:: WRITTEN TASK ::
Each line that includes the word "Video" counts once; give the total and nothing more.

* Begin DATA TO USE *

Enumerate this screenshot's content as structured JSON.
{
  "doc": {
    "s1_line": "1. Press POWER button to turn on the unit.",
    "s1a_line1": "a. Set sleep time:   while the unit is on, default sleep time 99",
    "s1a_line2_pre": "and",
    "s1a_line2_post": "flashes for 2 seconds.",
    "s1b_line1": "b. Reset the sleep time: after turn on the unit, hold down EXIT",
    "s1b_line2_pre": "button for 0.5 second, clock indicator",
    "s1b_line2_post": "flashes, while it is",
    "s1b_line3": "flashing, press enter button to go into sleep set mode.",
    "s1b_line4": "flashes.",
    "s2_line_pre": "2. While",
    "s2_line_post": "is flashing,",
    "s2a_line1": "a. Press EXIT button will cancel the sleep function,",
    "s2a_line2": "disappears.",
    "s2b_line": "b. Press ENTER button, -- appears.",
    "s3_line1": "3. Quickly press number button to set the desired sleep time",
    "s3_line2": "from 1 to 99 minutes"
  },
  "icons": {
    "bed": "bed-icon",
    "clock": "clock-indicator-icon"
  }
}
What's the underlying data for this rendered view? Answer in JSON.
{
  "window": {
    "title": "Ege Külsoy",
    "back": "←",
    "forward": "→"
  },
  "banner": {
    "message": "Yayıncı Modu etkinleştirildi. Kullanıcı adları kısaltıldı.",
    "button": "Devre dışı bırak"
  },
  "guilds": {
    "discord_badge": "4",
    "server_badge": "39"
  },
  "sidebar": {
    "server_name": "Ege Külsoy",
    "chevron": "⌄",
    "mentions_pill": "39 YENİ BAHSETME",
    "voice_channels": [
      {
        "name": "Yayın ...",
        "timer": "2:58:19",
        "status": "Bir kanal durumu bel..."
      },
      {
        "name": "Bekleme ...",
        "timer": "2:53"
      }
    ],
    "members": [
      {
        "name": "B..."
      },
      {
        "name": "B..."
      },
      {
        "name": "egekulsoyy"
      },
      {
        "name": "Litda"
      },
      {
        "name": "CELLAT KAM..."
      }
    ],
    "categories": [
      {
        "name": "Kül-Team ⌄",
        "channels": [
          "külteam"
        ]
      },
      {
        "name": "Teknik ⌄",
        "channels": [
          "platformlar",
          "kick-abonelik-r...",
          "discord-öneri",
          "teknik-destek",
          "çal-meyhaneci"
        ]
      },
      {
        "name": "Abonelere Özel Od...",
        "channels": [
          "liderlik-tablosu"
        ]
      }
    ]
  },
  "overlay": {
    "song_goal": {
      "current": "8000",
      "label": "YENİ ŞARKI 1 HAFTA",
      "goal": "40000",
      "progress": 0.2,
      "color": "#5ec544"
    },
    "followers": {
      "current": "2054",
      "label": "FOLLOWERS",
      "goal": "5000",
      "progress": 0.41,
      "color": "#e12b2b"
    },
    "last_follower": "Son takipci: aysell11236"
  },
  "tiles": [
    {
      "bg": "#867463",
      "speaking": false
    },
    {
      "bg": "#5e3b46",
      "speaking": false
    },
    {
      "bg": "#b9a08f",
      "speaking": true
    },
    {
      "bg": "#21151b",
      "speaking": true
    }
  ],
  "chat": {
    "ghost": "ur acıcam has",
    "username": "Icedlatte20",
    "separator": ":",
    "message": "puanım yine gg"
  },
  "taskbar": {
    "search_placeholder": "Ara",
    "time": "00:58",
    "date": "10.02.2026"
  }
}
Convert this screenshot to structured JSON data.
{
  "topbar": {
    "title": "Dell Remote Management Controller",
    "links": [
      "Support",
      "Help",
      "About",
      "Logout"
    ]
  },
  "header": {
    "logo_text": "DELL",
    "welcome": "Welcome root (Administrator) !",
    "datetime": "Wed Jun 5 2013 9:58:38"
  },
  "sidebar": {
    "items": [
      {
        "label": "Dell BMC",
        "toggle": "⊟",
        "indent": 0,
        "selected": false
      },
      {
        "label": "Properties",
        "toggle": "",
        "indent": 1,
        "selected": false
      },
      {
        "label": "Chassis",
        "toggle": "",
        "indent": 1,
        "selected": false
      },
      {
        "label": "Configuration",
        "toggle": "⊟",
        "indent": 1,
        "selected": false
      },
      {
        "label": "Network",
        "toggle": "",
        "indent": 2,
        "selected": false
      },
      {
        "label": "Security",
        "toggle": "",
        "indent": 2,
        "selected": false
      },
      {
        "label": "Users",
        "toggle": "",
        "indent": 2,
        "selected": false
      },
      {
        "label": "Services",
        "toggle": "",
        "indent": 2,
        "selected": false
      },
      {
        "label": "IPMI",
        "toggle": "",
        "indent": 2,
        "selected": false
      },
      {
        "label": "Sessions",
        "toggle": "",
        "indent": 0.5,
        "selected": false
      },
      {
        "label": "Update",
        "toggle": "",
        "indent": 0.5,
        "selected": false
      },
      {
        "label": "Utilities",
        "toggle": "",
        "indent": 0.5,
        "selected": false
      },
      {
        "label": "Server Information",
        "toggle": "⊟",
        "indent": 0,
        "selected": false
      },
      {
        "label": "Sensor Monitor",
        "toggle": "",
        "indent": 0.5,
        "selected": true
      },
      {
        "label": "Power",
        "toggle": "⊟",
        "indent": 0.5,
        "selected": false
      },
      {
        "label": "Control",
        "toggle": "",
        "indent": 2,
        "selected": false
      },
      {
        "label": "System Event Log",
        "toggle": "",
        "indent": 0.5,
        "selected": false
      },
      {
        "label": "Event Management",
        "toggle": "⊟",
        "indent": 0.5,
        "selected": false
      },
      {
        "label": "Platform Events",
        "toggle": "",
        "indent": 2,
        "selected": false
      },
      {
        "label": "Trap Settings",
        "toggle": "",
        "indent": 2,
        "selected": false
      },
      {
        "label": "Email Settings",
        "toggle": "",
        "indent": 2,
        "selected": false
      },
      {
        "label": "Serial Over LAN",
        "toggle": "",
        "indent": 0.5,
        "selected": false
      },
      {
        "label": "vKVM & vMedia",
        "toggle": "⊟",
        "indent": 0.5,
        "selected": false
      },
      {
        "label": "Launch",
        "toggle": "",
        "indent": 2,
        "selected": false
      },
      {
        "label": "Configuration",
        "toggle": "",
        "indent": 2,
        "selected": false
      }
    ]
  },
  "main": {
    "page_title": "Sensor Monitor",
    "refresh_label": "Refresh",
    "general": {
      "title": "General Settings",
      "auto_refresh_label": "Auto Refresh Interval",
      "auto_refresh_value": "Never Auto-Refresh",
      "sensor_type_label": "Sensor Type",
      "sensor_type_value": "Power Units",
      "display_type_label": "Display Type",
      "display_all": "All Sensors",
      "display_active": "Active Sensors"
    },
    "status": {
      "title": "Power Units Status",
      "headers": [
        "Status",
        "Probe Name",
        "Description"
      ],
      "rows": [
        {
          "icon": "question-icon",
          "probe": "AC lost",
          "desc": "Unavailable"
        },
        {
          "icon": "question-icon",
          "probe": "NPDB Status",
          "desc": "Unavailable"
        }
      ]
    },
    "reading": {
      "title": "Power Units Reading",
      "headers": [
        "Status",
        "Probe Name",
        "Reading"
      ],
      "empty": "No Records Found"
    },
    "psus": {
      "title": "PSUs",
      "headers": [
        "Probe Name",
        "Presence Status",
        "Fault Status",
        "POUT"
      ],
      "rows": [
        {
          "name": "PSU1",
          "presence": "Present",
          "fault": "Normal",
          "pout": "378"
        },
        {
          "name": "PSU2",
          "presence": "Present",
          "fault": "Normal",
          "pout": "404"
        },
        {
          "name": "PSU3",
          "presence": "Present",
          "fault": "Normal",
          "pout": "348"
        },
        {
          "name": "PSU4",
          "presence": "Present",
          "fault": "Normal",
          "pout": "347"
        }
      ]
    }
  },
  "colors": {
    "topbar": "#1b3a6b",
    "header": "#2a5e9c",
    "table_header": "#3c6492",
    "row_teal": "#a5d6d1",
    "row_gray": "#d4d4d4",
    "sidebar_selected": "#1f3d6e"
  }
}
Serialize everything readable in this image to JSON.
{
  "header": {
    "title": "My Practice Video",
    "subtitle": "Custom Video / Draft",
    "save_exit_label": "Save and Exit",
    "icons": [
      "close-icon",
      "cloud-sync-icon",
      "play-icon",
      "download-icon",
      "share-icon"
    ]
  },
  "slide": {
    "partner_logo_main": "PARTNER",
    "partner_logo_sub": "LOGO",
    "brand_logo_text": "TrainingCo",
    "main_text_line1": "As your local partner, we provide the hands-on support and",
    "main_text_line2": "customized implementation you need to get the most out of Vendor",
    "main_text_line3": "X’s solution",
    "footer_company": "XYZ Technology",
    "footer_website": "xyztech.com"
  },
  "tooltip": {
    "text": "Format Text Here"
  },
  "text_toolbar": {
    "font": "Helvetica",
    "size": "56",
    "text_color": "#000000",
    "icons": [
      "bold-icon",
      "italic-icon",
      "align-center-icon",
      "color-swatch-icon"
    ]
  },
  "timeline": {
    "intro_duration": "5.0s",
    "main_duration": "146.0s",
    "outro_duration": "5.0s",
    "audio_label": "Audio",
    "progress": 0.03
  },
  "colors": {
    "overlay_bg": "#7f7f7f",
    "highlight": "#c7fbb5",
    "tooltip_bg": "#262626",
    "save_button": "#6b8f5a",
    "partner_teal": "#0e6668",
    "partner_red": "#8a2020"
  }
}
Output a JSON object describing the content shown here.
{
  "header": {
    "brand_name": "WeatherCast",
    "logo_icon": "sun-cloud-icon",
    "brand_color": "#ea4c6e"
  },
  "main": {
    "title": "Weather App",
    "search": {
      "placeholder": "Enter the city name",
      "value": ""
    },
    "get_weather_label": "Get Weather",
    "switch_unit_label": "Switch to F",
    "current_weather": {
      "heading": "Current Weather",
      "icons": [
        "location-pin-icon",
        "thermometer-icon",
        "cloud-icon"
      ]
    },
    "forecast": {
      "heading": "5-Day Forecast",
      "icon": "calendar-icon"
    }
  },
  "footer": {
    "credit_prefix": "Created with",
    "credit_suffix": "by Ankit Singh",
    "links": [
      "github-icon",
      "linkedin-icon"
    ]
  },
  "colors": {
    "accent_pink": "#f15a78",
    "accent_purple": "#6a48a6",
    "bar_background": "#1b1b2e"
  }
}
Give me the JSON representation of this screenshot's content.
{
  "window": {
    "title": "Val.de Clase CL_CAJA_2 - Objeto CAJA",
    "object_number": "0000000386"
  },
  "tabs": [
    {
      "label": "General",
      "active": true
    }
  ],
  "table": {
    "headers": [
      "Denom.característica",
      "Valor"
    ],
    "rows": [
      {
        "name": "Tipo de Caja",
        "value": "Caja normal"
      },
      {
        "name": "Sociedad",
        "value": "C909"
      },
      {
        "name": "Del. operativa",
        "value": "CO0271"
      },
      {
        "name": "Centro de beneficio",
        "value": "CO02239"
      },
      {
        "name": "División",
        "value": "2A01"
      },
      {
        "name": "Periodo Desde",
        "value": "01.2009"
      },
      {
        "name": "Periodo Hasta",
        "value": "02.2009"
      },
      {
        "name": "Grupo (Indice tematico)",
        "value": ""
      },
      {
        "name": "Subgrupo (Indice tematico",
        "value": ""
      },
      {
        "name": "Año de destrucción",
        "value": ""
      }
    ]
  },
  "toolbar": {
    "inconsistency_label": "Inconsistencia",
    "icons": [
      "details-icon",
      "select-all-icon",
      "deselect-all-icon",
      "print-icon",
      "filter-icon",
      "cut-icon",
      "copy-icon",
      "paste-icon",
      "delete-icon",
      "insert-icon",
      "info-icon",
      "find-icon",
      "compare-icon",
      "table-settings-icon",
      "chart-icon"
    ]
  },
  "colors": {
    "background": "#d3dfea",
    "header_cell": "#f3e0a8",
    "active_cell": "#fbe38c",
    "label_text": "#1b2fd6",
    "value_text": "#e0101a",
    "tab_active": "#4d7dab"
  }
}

* End DATA TO USE *

:: SOLVED PROBLEM ::
2